/---

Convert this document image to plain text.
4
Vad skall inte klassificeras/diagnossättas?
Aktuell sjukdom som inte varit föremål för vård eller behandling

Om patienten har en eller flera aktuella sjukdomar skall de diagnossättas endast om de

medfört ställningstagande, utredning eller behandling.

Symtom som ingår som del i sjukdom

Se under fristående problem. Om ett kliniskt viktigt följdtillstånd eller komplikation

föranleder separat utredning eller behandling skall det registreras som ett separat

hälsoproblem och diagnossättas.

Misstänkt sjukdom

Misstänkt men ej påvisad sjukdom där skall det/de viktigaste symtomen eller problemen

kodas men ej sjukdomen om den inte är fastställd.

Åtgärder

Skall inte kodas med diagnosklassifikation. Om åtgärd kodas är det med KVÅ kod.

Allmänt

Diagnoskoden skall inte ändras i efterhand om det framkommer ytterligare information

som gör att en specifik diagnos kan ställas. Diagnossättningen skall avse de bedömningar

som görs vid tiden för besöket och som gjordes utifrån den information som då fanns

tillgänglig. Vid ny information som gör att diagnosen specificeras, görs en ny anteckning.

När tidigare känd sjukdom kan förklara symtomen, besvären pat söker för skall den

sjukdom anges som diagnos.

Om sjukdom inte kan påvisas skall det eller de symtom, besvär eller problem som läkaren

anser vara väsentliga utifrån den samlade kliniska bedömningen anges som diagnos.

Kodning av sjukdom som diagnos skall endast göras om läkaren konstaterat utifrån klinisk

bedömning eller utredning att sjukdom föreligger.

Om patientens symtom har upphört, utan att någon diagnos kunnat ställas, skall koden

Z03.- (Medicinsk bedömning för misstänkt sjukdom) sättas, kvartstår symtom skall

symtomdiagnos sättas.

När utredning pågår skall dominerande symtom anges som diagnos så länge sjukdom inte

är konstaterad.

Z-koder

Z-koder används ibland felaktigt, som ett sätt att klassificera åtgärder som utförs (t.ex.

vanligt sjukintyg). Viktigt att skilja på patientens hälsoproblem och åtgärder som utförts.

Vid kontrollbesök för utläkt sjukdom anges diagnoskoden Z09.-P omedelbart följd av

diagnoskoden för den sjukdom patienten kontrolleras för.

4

\---

What to work on: Return the lines above exactly, keeping every word.

The output:
Convert this document image to plain text.
4
Vad skall inte klassificeras/diagnossättas?
Aktuell sjukdom som inte varit föremål för vård eller behandling

Om patienten har en eller flera aktuella sjukdomar skall de diagnossättas endast om de

medfört ställningstagande, utredning eller behandling.

Symtom som ingår som del i sjukdom

Se under fristående problem. Om ett kliniskt viktigt följdtillstånd eller komplikation

föranleder separat utredning eller behandling skall det registreras som ett separat

hälsoproblem och diagnossättas.

Misstänkt sjukdom

Misstänkt men ej påvisad sjukdom där skall det/de viktigaste symtomen eller problemen

kodas men ej sjukdomen om den inte är fastställd.

Åtgärder

Skall inte kodas med diagnosklassifikation. Om åtgärd kodas är det med KVÅ kod.

Allmänt

Diagnoskoden skall inte ändras i efterhand om det framkommer ytterligare information

som gör att en specifik diagnos kan ställas. Diagnossättningen skall avse de bedömningar

som görs vid tiden för besöket och som gjordes utifrån den information som då fanns

tillgänglig. Vid ny information som gör att diagnosen specificeras, görs en ny anteckning.

När tidigare känd sjukdom kan förklara symtomen, besvären pat söker för skall den

sjukdom anges som diagnos.

Om sjukdom inte kan påvisas skall det eller de symtom, besvär eller problem som läkaren

anser vara väsentliga utifrån den samlade kliniska bedömningen anges som diagnos.

Kodning av sjukdom som diagnos skall endast göras om läkaren konstaterat utifrån klinisk

bedömning eller utredning att sjukdom föreligger.

Om patientens symtom har upphört, utan att någon diagnos kunnat ställas, skall koden

Z03.- (Medicinsk bedömning för misstänkt sjukdom) sättas, kvartstår symtom skall

symtomdiagnos sättas.

När utredning pågår skall dominerande symtom anges som diagnos så länge sjukdom inte

är konstaterad.

Z-koder

Z-koder används ibland felaktigt, som ett sätt att klassificera åtgärder som utförs (t.ex.

vanligt sjukintyg). Viktigt att skilja på patientens hälsoproblem och åtgärder som utförts.

Vid kontrollbesök för utläkt sjukdom anges diagnoskoden Z09.-P omedelbart följd av

diagnoskoden för den sjukdom patienten kontrolleras för.

4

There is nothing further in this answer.